** start of Extracted entries **

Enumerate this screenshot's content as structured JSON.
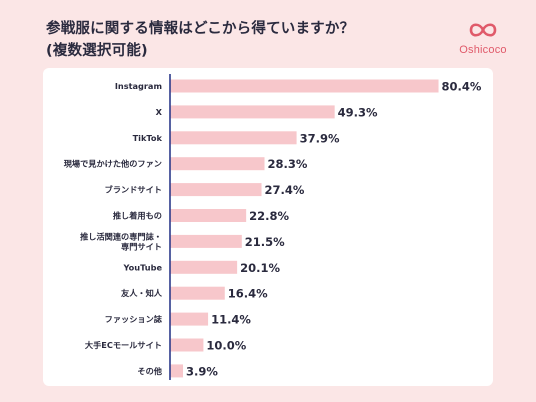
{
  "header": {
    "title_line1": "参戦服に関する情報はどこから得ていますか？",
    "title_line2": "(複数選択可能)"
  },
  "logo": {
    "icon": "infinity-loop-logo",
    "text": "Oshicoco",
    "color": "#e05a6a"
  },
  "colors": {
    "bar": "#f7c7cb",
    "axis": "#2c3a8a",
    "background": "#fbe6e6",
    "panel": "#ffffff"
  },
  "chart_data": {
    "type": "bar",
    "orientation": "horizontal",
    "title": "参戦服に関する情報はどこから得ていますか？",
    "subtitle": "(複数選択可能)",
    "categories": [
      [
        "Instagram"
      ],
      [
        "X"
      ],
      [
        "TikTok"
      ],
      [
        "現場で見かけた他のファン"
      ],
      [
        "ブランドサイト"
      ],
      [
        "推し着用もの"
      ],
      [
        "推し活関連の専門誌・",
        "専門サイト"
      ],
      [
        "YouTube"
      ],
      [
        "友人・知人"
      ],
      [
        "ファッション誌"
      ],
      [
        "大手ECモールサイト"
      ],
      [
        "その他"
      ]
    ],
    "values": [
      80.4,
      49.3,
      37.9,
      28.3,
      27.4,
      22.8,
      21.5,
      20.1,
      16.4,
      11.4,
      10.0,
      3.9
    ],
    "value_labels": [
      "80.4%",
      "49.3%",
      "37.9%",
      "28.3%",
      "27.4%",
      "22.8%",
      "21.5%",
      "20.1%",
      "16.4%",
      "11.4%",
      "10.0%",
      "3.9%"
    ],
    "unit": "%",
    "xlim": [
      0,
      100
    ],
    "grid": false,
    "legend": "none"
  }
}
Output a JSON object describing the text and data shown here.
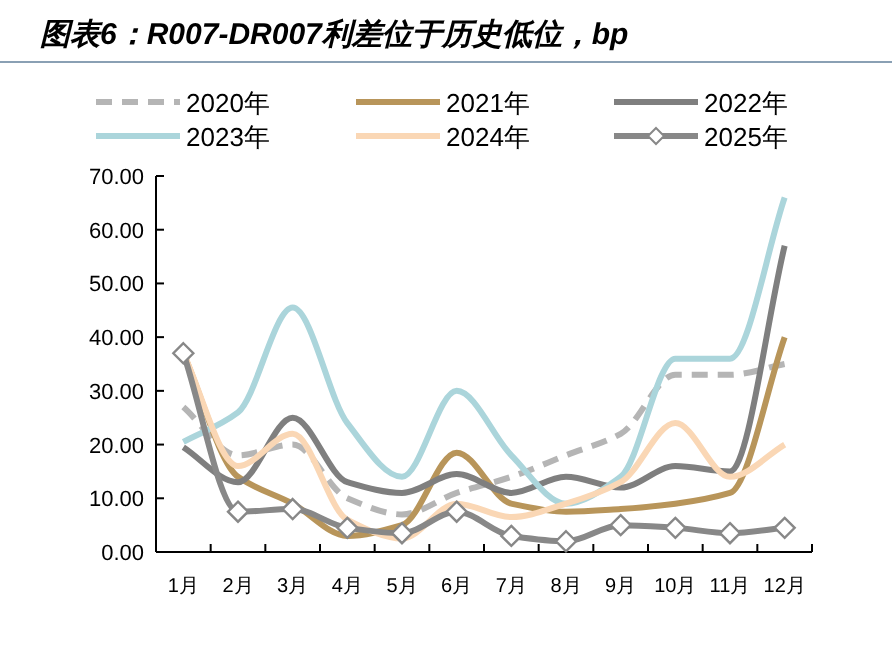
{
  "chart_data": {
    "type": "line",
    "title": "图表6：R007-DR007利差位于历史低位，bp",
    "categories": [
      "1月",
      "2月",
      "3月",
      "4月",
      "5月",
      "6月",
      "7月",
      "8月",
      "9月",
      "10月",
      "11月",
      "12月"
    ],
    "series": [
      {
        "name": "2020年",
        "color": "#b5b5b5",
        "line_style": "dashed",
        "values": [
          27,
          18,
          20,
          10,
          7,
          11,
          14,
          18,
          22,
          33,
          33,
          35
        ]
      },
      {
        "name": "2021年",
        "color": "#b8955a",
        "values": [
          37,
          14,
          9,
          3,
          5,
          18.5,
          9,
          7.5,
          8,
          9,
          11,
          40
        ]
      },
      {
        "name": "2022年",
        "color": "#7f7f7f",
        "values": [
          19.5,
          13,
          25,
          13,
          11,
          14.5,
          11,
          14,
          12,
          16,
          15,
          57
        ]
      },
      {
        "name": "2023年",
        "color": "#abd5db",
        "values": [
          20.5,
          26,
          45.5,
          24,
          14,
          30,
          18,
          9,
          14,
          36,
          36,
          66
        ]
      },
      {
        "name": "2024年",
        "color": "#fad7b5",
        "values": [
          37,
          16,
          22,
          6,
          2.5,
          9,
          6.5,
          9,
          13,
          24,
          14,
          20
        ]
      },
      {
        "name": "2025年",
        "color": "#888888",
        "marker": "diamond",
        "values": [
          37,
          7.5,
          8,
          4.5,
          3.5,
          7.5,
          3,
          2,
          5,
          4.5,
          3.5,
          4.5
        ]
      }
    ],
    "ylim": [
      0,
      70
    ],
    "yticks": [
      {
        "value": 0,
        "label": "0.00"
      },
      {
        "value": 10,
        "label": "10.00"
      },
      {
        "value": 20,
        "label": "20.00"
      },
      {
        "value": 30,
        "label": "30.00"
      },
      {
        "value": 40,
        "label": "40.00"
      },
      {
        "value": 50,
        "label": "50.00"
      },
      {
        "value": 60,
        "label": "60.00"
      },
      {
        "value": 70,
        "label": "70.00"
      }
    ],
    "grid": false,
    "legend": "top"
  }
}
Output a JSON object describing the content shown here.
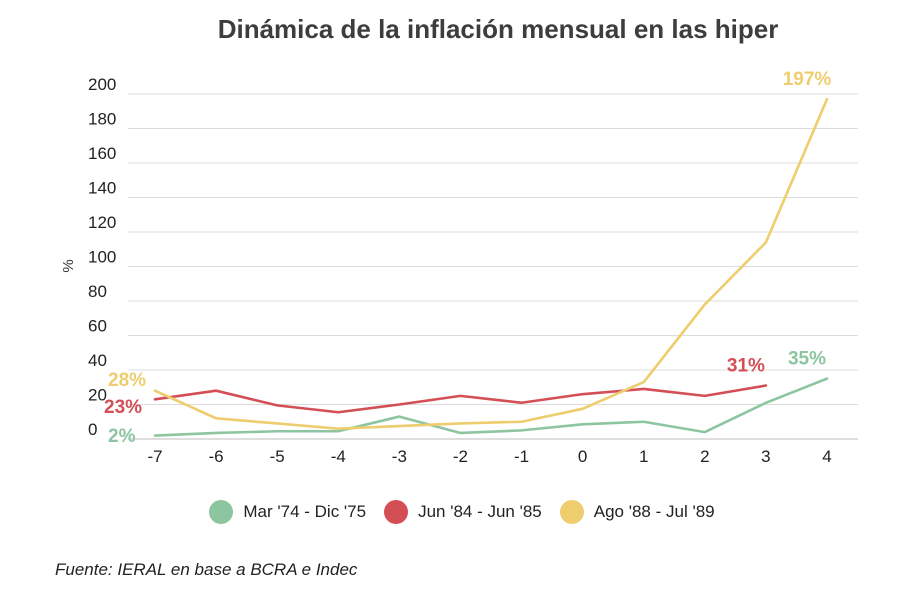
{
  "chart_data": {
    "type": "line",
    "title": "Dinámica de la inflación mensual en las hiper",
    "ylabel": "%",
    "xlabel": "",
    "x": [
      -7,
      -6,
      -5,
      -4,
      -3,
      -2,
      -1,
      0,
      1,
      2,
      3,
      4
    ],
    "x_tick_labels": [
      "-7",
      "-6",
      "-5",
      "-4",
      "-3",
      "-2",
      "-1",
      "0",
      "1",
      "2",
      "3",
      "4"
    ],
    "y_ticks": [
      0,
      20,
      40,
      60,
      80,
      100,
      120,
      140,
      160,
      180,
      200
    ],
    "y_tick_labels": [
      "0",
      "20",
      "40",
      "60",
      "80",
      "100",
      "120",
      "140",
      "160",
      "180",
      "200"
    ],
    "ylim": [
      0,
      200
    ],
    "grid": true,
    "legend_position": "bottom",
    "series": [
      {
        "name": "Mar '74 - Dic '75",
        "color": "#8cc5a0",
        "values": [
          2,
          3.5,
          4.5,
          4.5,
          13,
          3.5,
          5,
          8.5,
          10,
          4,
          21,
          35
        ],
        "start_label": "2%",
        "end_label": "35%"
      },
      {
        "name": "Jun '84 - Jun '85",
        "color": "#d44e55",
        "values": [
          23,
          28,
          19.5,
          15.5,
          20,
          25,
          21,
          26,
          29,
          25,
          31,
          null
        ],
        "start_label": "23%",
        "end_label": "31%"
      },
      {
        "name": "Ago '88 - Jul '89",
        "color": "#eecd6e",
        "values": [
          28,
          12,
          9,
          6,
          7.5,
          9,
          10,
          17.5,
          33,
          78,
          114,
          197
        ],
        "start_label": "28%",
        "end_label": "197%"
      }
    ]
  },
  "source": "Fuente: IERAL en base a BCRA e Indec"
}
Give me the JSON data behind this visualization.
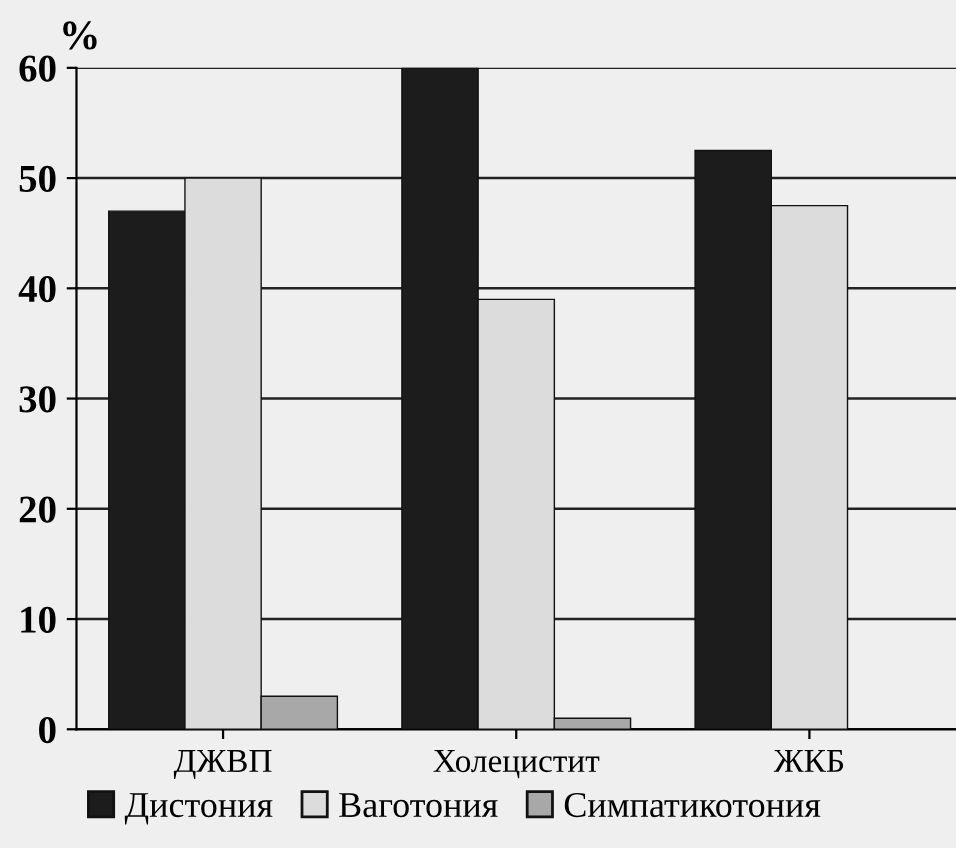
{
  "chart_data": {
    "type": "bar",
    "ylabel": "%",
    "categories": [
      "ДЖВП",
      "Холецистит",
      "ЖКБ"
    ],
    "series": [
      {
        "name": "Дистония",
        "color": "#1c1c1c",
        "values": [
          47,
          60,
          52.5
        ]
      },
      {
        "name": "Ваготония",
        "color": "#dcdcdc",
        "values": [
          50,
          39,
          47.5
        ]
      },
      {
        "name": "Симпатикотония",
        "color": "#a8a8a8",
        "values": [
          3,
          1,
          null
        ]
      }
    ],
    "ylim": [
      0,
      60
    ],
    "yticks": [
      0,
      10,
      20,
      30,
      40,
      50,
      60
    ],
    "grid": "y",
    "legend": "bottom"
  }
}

** end of Extracted entries **

### [Exercise description]
Please retype the entries above word for word, but only from the line containing "Give me the" through the last line, and without the pictures.

### [Worked answer]
Give me the JSON data behind this visualization.
{
  "chart_data": {
    "type": "bar",
    "ylabel": "%",
    "categories": [
      "ДЖВП",
      "Холецистит",
      "ЖКБ"
    ],
    "series": [
      {
        "name": "Дистония",
        "color": "#1c1c1c",
        "values": [
          47,
          60,
          52.5
        ]
      },
      {
        "name": "Ваготония",
        "color": "#dcdcdc",
        "values": [
          50,
          39,
          47.5
        ]
      },
      {
        "name": "Симпатикотония",
        "color": "#a8a8a8",
        "values": [
          3,
          1,
          null
        ]
      }
    ],
    "ylim": [
      0,
      60
    ],
    "yticks": [
      0,
      10,
      20,
      30,
      40,
      50,
      60
    ],
    "grid": "y",
    "legend": "bottom"
  }
}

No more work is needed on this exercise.